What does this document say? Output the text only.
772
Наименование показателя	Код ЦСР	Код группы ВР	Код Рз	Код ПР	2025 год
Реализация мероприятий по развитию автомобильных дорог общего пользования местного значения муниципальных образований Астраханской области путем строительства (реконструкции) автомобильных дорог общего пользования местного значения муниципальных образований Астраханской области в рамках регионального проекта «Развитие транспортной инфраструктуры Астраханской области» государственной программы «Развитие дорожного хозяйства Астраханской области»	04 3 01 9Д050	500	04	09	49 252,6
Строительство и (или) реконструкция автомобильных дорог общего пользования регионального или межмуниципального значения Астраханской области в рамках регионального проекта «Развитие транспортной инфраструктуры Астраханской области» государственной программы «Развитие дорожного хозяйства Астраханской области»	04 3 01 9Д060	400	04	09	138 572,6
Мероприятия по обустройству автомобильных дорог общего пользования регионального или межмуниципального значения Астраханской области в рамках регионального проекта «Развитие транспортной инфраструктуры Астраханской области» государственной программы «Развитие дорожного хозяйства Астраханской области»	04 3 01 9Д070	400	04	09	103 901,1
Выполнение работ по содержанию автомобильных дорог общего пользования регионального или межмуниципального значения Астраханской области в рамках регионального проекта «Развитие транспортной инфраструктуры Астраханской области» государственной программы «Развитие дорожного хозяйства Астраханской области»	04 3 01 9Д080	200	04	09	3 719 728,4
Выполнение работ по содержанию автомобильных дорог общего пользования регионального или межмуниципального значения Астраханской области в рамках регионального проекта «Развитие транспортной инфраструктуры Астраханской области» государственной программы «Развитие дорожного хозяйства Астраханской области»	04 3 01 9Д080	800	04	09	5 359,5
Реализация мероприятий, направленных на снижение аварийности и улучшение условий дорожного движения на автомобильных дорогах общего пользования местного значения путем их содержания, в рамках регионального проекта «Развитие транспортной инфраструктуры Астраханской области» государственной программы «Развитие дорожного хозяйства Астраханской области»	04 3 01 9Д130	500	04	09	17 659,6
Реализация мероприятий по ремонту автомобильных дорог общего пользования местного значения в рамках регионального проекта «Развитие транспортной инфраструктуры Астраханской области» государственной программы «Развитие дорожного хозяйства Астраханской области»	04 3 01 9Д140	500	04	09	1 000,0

- [SET PROBLEM] All of the entries must be written out exactly as they stand.

- [COMPLETED TASK]
What does this document say? Output the text only.
772
Наименование показателя	Код ЦСР	Код группы ВР	Код Рз	Код ПР	2025 год
Реализация мероприятий по развитию автомобильных дорог общего пользования местного значения муниципальных образований Астраханской области путем строительства (реконструкции) автомобильных дорог общего пользования местного значения муниципальных образований Астраханской области в рамках регионального проекта «Развитие транспортной инфраструктуры Астраханской области» государственной программы «Развитие дорожного хозяйства Астраханской области»	04 3 01 9Д050	500	04	09	49 252,6
Строительство и (или) реконструкция автомобильных дорог общего пользования регионального или межмуниципального значения Астраханской области в рамках регионального проекта «Развитие транспортной инфраструктуры Астраханской области» государственной программы «Развитие дорожного хозяйства Астраханской области»	04 3 01 9Д060	400	04	09	138 572,6
Мероприятия по обустройству автомобильных дорог общего пользования регионального или межмуниципального значения Астраханской области в рамках регионального проекта «Развитие транспортной инфраструктуры Астраханской области» государственной программы «Развитие дорожного хозяйства Астраханской области»	04 3 01 9Д070	400	04	09	103 901,1
Выполнение работ по содержанию автомобильных дорог общего пользования регионального или межмуниципального значения Астраханской области в рамках регионального проекта «Развитие транспортной инфраструктуры Астраханской области» государственной программы «Развитие дорожного хозяйства Астраханской области»	04 3 01 9Д080	200	04	09	3 719 728,4
Выполнение работ по содержанию автомобильных дорог общего пользования регионального или межмуниципального значения Астраханской области в рамках регионального проекта «Развитие транспортной инфраструктуры Астраханской области» государственной программы «Развитие дорожного хозяйства Астраханской области»	04 3 01 9Д080	800	04	09	5 359,5
Реализация мероприятий, направленных на снижение аварийности и улучшение условий дорожного движения на автомобильных дорогах общего пользования местного значения путем их содержания, в рамках регионального проекта «Развитие транспортной инфраструктуры Астраханской области» государственной программы «Развитие дорожного хозяйства Астраханской области»	04 3 01 9Д130	500	04	09	17 659,6
Реализация мероприятий по ремонту автомобильных дорог общего пользования местного значения в рамках регионального проекта «Развитие транспортной инфраструктуры Астраханской области» государственной программы «Развитие дорожного хозяйства Астраханской области»	04 3 01 9Д140	500	04	09	1 000,0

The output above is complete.